§ **What to produce**
Only the lines from the line containing "Transcribe the text in this document." to the end of the entries should be repeated, exactly as they appear.

Stored records
★ ★ ★ ★ ★

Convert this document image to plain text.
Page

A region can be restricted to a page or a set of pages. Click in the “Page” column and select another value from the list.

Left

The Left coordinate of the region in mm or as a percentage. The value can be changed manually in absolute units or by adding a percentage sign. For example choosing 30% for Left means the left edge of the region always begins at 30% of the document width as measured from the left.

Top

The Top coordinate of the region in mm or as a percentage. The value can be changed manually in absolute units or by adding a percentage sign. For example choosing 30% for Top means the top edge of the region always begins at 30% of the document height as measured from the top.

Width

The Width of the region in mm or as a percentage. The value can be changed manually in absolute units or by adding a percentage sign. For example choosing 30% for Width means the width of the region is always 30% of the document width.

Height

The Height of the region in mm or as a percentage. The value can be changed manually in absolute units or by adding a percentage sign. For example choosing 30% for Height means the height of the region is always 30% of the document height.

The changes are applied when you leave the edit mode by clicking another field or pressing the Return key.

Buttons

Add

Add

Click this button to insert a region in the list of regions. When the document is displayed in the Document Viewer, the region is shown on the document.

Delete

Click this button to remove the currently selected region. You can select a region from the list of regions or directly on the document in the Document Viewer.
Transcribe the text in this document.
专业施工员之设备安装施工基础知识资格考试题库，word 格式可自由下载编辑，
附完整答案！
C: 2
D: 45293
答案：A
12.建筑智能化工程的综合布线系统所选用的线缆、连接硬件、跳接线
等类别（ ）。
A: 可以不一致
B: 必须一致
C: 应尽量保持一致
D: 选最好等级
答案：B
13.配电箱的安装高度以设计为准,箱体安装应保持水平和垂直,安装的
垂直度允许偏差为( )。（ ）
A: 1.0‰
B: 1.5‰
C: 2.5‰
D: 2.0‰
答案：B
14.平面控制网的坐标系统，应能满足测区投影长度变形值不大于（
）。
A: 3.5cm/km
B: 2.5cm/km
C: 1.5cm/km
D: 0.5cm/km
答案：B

★ ★ ★ ★ ★

§ **Written answer**
Transcribe the text in this document.
专业施工员之设备安装施工基础知识资格考试题库，word 格式可自由下载编辑，
附完整答案！
C: 2
D: 45293
答案：A
12.建筑智能化工程的综合布线系统所选用的线缆、连接硬件、跳接线
等类别（ ）。
A: 可以不一致
B: 必须一致
C: 应尽量保持一致
D: 选最好等级
答案：B
13.配电箱的安装高度以设计为准,箱体安装应保持水平和垂直,安装的
垂直度允许偏差为( )。（ ）
A: 1.0‰
B: 1.5‰
C: 2.5‰
D: 2.0‰
答案：B
14.平面控制网的坐标系统，应能满足测区投影长度变形值不大于（
）。
A: 3.5cm/km
B: 2.5cm/km
C: 1.5cm/km
D: 0.5cm/km
答案：B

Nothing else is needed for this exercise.